--- START ---
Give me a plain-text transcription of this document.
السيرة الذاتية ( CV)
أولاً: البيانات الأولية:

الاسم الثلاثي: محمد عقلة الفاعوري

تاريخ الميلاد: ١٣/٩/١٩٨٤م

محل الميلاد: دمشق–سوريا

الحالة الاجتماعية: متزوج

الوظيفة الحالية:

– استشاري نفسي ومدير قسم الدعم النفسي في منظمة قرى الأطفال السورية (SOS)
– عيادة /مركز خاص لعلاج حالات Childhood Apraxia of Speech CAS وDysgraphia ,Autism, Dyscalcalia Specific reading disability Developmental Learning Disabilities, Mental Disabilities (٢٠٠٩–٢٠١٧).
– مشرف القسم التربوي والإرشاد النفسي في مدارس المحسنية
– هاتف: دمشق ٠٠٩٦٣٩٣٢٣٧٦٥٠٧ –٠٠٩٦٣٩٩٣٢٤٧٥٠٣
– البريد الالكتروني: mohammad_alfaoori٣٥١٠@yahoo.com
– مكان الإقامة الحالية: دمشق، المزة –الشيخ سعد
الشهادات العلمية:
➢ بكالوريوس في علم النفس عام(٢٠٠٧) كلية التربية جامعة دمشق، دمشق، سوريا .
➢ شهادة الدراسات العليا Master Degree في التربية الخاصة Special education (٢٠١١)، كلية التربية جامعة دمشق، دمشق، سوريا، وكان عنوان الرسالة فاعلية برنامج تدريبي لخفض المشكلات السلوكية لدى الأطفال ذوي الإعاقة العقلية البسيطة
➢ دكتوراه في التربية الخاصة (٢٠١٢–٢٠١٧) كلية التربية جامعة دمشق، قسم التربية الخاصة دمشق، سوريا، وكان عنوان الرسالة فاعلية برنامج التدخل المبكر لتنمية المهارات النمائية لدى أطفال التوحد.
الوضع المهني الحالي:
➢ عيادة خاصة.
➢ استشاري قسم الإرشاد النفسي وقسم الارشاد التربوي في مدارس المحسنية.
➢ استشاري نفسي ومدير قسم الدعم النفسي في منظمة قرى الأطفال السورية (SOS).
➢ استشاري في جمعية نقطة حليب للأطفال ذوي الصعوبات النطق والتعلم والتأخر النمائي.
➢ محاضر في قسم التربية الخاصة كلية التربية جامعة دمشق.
--- END ---
* [Task requirements]:
Quote all of the entries exactly as they appear.

* [Final answer]:
Give me a plain-text transcription of this document.
السيرة الذاتية ( CV)
أولاً: البيانات الأولية:

الاسم الثلاثي: محمد عقلة الفاعوري

تاريخ الميلاد: ١٣/٩/١٩٨٤م

محل الميلاد: دمشق–سوريا

الحالة الاجتماعية: متزوج

الوظيفة الحالية:

– استشاري نفسي ومدير قسم الدعم النفسي في منظمة قرى الأطفال السورية (SOS)
– عيادة /مركز خاص لعلاج حالات Childhood Apraxia of Speech CAS وDysgraphia ,Autism, Dyscalcalia Specific reading disability Developmental Learning Disabilities, Mental Disabilities (٢٠٠٩–٢٠١٧).
– مشرف القسم التربوي والإرشاد النفسي في مدارس المحسنية
– هاتف: دمشق ٠٠٩٦٣٩٣٢٣٧٦٥٠٧ –٠٠٩٦٣٩٩٣٢٤٧٥٠٣
– البريد الالكتروني: mohammad_alfaoori٣٥١٠@yahoo.com
– مكان الإقامة الحالية: دمشق، المزة –الشيخ سعد
الشهادات العلمية:
➢ بكالوريوس في علم النفس عام(٢٠٠٧) كلية التربية جامعة دمشق، دمشق، سوريا .
➢ شهادة الدراسات العليا Master Degree في التربية الخاصة Special education (٢٠١١)، كلية التربية جامعة دمشق، دمشق، سوريا، وكان عنوان الرسالة فاعلية برنامج تدريبي لخفض المشكلات السلوكية لدى الأطفال ذوي الإعاقة العقلية البسيطة
➢ دكتوراه في التربية الخاصة (٢٠١٢–٢٠١٧) كلية التربية جامعة دمشق، قسم التربية الخاصة دمشق، سوريا، وكان عنوان الرسالة فاعلية برنامج التدخل المبكر لتنمية المهارات النمائية لدى أطفال التوحد.
الوضع المهني الحالي:
➢ عيادة خاصة.
➢ استشاري قسم الإرشاد النفسي وقسم الارشاد التربوي في مدارس المحسنية.
➢ استشاري نفسي ومدير قسم الدعم النفسي في منظمة قرى الأطفال السورية (SOS).
➢ استشاري في جمعية نقطة حليب للأطفال ذوي الصعوبات النطق والتعلم والتأخر النمائي.
➢ محاضر في قسم التربية الخاصة كلية التربية جامعة دمشق.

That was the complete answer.